Reproduce every line of the items below with no changes.

─── RECORDS PROVIDED ───

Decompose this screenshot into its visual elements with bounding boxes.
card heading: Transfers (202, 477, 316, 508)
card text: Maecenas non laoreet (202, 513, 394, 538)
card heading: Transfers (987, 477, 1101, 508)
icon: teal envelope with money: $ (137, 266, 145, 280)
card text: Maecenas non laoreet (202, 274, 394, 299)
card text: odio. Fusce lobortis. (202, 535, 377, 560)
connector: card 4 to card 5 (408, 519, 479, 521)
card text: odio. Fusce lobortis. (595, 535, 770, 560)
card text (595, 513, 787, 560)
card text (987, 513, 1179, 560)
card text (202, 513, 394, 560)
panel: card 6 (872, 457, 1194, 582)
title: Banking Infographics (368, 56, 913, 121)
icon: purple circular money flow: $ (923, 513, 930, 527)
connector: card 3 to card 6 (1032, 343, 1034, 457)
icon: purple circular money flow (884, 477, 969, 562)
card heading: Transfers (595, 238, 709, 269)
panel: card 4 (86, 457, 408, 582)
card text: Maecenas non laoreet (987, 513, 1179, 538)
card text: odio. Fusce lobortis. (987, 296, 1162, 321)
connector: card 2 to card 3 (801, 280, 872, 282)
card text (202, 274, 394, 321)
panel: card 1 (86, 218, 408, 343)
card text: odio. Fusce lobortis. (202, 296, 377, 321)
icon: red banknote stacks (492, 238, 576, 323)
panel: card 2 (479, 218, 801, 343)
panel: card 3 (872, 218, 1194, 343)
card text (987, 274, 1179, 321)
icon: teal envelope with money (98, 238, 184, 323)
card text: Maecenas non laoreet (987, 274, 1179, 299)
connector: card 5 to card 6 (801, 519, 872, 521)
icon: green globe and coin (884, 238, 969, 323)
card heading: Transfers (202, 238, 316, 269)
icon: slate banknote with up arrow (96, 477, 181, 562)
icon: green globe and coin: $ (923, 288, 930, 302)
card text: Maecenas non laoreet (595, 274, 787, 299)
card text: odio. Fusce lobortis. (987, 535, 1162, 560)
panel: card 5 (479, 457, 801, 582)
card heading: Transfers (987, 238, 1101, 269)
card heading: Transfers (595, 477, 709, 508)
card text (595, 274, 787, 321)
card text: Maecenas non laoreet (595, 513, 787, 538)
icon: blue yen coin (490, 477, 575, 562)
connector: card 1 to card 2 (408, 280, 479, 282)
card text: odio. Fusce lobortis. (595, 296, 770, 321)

───

» EXERCISE ANSWER
Decompose this screenshot into its visual elements with bounding boxes.
card heading: Transfers (202, 477, 316, 508)
card text: Maecenas non laoreet (202, 513, 394, 538)
card heading: Transfers (987, 477, 1101, 508)
icon: teal envelope with money: $ (137, 266, 145, 280)
card text: Maecenas non laoreet (202, 274, 394, 299)
card text: odio. Fusce lobortis. (202, 535, 377, 560)
connector: card 4 to card 5 (408, 519, 479, 521)
card text: odio. Fusce lobortis. (595, 535, 770, 560)
card text (595, 513, 787, 560)
card text (987, 513, 1179, 560)
card text (202, 513, 394, 560)
panel: card 6 (872, 457, 1194, 582)
title: Banking Infographics (368, 56, 913, 121)
icon: purple circular money flow: $ (923, 513, 930, 527)
connector: card 3 to card 6 (1032, 343, 1034, 457)
icon: purple circular money flow (884, 477, 969, 562)
card heading: Transfers (595, 238, 709, 269)
panel: card 4 (86, 457, 408, 582)
card text: Maecenas non laoreet (987, 513, 1179, 538)
card text: odio. Fusce lobortis. (987, 296, 1162, 321)
connector: card 2 to card 3 (801, 280, 872, 282)
card text (202, 274, 394, 321)
panel: card 1 (86, 218, 408, 343)
card text: odio. Fusce lobortis. (202, 296, 377, 321)
icon: red banknote stacks (492, 238, 576, 323)
panel: card 2 (479, 218, 801, 343)
panel: card 3 (872, 218, 1194, 343)
card text (987, 274, 1179, 321)
icon: teal envelope with money (98, 238, 184, 323)
card text: Maecenas non laoreet (987, 274, 1179, 299)
connector: card 5 to card 6 (801, 519, 872, 521)
icon: green globe and coin (884, 238, 969, 323)
card heading: Transfers (202, 238, 316, 269)
icon: slate banknote with up arrow (96, 477, 181, 562)
icon: green globe and coin: $ (923, 288, 930, 302)
card text: Maecenas non laoreet (595, 274, 787, 299)
card text: odio. Fusce lobortis. (987, 535, 1162, 560)
panel: card 5 (479, 457, 801, 582)
card heading: Transfers (987, 238, 1101, 269)
card heading: Transfers (595, 477, 709, 508)
card text (595, 274, 787, 321)
card text: Maecenas non laoreet (595, 513, 787, 538)
icon: blue yen coin (490, 477, 575, 562)
connector: card 1 to card 2 (408, 280, 479, 282)
card text: odio. Fusce lobortis. (595, 296, 770, 321)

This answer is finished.